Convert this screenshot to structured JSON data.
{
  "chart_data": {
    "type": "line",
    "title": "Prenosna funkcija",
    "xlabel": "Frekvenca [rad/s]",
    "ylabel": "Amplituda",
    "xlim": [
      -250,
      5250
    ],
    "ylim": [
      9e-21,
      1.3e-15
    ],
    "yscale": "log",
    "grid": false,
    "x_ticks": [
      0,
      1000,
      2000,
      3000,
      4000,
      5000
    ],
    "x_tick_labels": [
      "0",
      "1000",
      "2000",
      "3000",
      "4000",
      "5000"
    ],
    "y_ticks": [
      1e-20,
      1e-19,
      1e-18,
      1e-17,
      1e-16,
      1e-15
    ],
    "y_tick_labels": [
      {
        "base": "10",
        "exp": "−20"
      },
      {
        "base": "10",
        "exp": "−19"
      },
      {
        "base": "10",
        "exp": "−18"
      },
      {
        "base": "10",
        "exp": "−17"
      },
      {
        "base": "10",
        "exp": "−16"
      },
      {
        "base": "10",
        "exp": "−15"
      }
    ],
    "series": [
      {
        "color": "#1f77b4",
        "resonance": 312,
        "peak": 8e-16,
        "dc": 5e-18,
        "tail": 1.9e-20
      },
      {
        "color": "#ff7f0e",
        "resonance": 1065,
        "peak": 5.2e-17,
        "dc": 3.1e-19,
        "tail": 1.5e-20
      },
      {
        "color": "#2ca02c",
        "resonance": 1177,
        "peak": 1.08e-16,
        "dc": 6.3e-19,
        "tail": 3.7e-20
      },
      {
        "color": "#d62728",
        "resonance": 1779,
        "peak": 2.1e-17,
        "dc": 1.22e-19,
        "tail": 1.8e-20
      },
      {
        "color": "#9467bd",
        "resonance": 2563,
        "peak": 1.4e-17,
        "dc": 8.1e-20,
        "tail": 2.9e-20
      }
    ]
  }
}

------

GIVEN EXERCISE -
Your task is to quote the listing above word for word.

FINISHED TASK -
Convert this screenshot to structured JSON data.
{
  "chart_data": {
    "type": "line",
    "title": "Prenosna funkcija",
    "xlabel": "Frekvenca [rad/s]",
    "ylabel": "Amplituda",
    "xlim": [
      -250,
      5250
    ],
    "ylim": [
      9e-21,
      1.3e-15
    ],
    "yscale": "log",
    "grid": false,
    "x_ticks": [
      0,
      1000,
      2000,
      3000,
      4000,
      5000
    ],
    "x_tick_labels": [
      "0",
      "1000",
      "2000",
      "3000",
      "4000",
      "5000"
    ],
    "y_ticks": [
      1e-20,
      1e-19,
      1e-18,
      1e-17,
      1e-16,
      1e-15
    ],
    "y_tick_labels": [
      {
        "base": "10",
        "exp": "−20"
      },
      {
        "base": "10",
        "exp": "−19"
      },
      {
        "base": "10",
        "exp": "−18"
      },
      {
        "base": "10",
        "exp": "−17"
      },
      {
        "base": "10",
        "exp": "−16"
      },
      {
        "base": "10",
        "exp": "−15"
      }
    ],
    "series": [
      {
        "color": "#1f77b4",
        "resonance": 312,
        "peak": 8e-16,
        "dc": 5e-18,
        "tail": 1.9e-20
      },
      {
        "color": "#ff7f0e",
        "resonance": 1065,
        "peak": 5.2e-17,
        "dc": 3.1e-19,
        "tail": 1.5e-20
      },
      {
        "color": "#2ca02c",
        "resonance": 1177,
        "peak": 1.08e-16,
        "dc": 6.3e-19,
        "tail": 3.7e-20
      },
      {
        "color": "#d62728",
        "resonance": 1779,
        "peak": 2.1e-17,
        "dc": 1.22e-19,
        "tail": 1.8e-20
      },
      {
        "color": "#9467bd",
        "resonance": 2563,
        "peak": 1.4e-17,
        "dc": 8.1e-20,
        "tail": 2.9e-20
      }
    ]
  }
}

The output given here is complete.